Despite being five decades old, “servant leadership” is a philosophy that is still earning quite a bit of buzz—because it’s so effective. Research has shown that servant-led companies are more likely to outperform competitors, retain employees, and develop future leaders than companies that operate out of more traditional “command-and-control” leadership styles. 

Robert K. Greenleaf first introduced the servant leadership philosophy in his seminal essay The Servant as Leader in 1970, which quickly gained a foothold with business and leadership audiences across the globe.

The idea of servant leadership dawned on Greenleaf while reading Herman Hesse’s novel Journey to the East. The story centers on a group of men journeying on a pilgrimage together. One of the main characters in the saga is a servant named Leo. Leo accompanies the group doing menial tasks but helps keep morale high throughout—until he disappears. Without Leo, the group ultimately falls apart and abandons their pilgrimage. However, several years later, Leo reappears—and the narrator makes a stunning discovery. Leo, despite his servant’s attitude, is actually the noble leader of the organization that sponsored the pilgrimage in the first place. Despite being a fictional character, Leo is the original servant leader.

The publication of The Servant as Leader started the modern servant leadership movement which quickly made its way into classrooms and boardrooms around the world. Greenleaf would go on to found The Greenleaf Center for Servant Leadership—a nonprofit dedicated to advancing the awareness, understanding, and practice of servant leadership—before his death in 1990.

Since, we’ve identified the defining characteristics of servant leadership in countless leaders throughout history—Jesus Christ, Mahatma Gandhi, Mother Teresa, Nelson Mandela, and Martin Luther King Jr. being some of the most famous and oft-cited. But what does it mean to be a servant leader today, and what does servant leadership look like in practice?

### RECORDED DATA:
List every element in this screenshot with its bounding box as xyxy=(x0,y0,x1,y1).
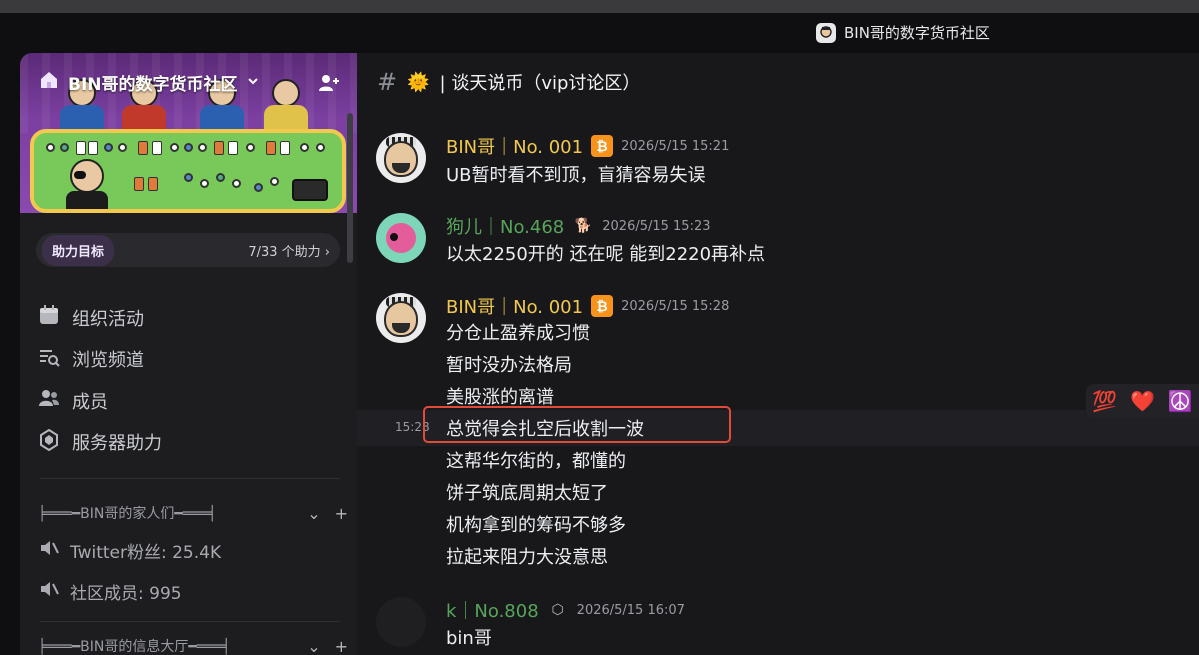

### GOAL:
Reproduce the passage on servant leadership verbatim, from "The publication of" to "death in 1990.".

### RESULT:
The publication of The Servant as Leader started the modern servant leadership movement which quickly made its way into classrooms and boardrooms around the world. Greenleaf would go on to found The Greenleaf Center for Servant Leadership—a nonprofit dedicated to advancing the awareness, understanding, and practice of servant leadership—before his death in 1990.